* **DATASET RECORDS**

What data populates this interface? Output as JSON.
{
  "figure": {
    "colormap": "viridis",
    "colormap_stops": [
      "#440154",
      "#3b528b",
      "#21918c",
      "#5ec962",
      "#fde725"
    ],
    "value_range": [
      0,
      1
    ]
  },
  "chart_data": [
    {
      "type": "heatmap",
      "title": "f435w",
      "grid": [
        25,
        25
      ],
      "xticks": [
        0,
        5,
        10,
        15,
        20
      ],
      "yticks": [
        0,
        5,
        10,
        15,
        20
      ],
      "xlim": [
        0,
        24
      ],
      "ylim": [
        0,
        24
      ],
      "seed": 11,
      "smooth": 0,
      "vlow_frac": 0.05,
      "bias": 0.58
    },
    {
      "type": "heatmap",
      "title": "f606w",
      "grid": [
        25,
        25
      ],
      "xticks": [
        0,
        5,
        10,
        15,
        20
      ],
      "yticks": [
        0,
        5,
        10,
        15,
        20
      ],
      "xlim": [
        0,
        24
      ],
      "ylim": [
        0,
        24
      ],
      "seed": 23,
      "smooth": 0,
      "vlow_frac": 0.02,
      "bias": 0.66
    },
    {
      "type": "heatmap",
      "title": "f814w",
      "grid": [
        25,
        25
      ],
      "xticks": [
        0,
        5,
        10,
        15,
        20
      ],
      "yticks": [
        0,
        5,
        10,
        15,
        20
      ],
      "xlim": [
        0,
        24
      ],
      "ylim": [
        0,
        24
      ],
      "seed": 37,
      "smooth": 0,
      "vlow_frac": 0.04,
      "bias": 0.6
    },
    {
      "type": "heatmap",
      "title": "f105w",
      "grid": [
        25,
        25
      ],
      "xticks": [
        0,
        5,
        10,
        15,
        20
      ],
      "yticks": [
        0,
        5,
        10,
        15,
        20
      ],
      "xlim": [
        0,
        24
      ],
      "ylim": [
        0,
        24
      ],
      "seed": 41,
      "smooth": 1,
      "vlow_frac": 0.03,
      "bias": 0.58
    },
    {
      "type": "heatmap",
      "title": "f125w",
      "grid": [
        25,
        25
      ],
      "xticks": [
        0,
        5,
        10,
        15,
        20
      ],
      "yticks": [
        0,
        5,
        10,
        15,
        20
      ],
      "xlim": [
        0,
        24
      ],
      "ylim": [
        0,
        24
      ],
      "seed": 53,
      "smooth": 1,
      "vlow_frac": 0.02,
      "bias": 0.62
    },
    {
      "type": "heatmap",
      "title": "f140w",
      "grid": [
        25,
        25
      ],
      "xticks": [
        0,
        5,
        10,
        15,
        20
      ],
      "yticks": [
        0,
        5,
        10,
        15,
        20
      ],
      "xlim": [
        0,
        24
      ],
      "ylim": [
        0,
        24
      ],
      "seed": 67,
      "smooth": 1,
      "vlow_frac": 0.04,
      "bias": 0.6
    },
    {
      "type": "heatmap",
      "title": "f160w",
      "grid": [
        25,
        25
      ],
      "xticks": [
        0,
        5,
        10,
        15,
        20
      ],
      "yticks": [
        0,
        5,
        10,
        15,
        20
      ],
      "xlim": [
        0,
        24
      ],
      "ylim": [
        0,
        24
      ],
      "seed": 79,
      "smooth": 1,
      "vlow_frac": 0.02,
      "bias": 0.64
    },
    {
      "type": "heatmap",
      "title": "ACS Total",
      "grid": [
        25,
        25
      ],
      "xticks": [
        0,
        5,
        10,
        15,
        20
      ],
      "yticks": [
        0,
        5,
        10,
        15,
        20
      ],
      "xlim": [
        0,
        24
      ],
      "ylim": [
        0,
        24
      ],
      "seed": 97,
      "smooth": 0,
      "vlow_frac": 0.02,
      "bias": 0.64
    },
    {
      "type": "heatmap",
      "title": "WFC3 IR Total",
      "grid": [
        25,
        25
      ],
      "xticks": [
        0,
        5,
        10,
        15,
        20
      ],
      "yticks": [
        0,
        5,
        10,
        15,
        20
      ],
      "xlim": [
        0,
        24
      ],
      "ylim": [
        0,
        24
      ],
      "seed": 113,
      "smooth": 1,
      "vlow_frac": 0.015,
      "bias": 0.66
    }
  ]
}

* **TASK TO CARRY OUT**
Write down all the entries again without a single difference.

* **RESULT OF THE TASK**
What data populates this interface? Output as JSON.
{
  "figure": {
    "colormap": "viridis",
    "colormap_stops": [
      "#440154",
      "#3b528b",
      "#21918c",
      "#5ec962",
      "#fde725"
    ],
    "value_range": [
      0,
      1
    ]
  },
  "chart_data": [
    {
      "type": "heatmap",
      "title": "f435w",
      "grid": [
        25,
        25
      ],
      "xticks": [
        0,
        5,
        10,
        15,
        20
      ],
      "yticks": [
        0,
        5,
        10,
        15,
        20
      ],
      "xlim": [
        0,
        24
      ],
      "ylim": [
        0,
        24
      ],
      "seed": 11,
      "smooth": 0,
      "vlow_frac": 0.05,
      "bias": 0.58
    },
    {
      "type": "heatmap",
      "title": "f606w",
      "grid": [
        25,
        25
      ],
      "xticks": [
        0,
        5,
        10,
        15,
        20
      ],
      "yticks": [
        0,
        5,
        10,
        15,
        20
      ],
      "xlim": [
        0,
        24
      ],
      "ylim": [
        0,
        24
      ],
      "seed": 23,
      "smooth": 0,
      "vlow_frac": 0.02,
      "bias": 0.66
    },
    {
      "type": "heatmap",
      "title": "f814w",
      "grid": [
        25,
        25
      ],
      "xticks": [
        0,
        5,
        10,
        15,
        20
      ],
      "yticks": [
        0,
        5,
        10,
        15,
        20
      ],
      "xlim": [
        0,
        24
      ],
      "ylim": [
        0,
        24
      ],
      "seed": 37,
      "smooth": 0,
      "vlow_frac": 0.04,
      "bias": 0.6
    },
    {
      "type": "heatmap",
      "title": "f105w",
      "grid": [
        25,
        25
      ],
      "xticks": [
        0,
        5,
        10,
        15,
        20
      ],
      "yticks": [
        0,
        5,
        10,
        15,
        20
      ],
      "xlim": [
        0,
        24
      ],
      "ylim": [
        0,
        24
      ],
      "seed": 41,
      "smooth": 1,
      "vlow_frac": 0.03,
      "bias": 0.58
    },
    {
      "type": "heatmap",
      "title": "f125w",
      "grid": [
        25,
        25
      ],
      "xticks": [
        0,
        5,
        10,
        15,
        20
      ],
      "yticks": [
        0,
        5,
        10,
        15,
        20
      ],
      "xlim": [
        0,
        24
      ],
      "ylim": [
        0,
        24
      ],
      "seed": 53,
      "smooth": 1,
      "vlow_frac": 0.02,
      "bias": 0.62
    },
    {
      "type": "heatmap",
      "title": "f140w",
      "grid": [
        25,
        25
      ],
      "xticks": [
        0,
        5,
        10,
        15,
        20
      ],
      "yticks": [
        0,
        5,
        10,
        15,
        20
      ],
      "xlim": [
        0,
        24
      ],
      "ylim": [
        0,
        24
      ],
      "seed": 67,
      "smooth": 1,
      "vlow_frac": 0.04,
      "bias": 0.6
    },
    {
      "type": "heatmap",
      "title": "f160w",
      "grid": [
        25,
        25
      ],
      "xticks": [
        0,
        5,
        10,
        15,
        20
      ],
      "yticks": [
        0,
        5,
        10,
        15,
        20
      ],
      "xlim": [
        0,
        24
      ],
      "ylim": [
        0,
        24
      ],
      "seed": 79,
      "smooth": 1,
      "vlow_frac": 0.02,
      "bias": 0.64
    },
    {
      "type": "heatmap",
      "title": "ACS Total",
      "grid": [
        25,
        25
      ],
      "xticks": [
        0,
        5,
        10,
        15,
        20
      ],
      "yticks": [
        0,
        5,
        10,
        15,
        20
      ],
      "xlim": [
        0,
        24
      ],
      "ylim": [
        0,
        24
      ],
      "seed": 97,
      "smooth": 0,
      "vlow_frac": 0.02,
      "bias": 0.64
    },
    {
      "type": "heatmap",
      "title": "WFC3 IR Total",
      "grid": [
        25,
        25
      ],
      "xticks": [
        0,
        5,
        10,
        15,
        20
      ],
      "yticks": [
        0,
        5,
        10,
        15,
        20
      ],
      "xlim": [
        0,
        24
      ],
      "ylim": [
        0,
        24
      ],
      "seed": 113,
      "smooth": 1,
      "vlow_frac": 0.015,
      "bias": 0.66
    }
  ]
}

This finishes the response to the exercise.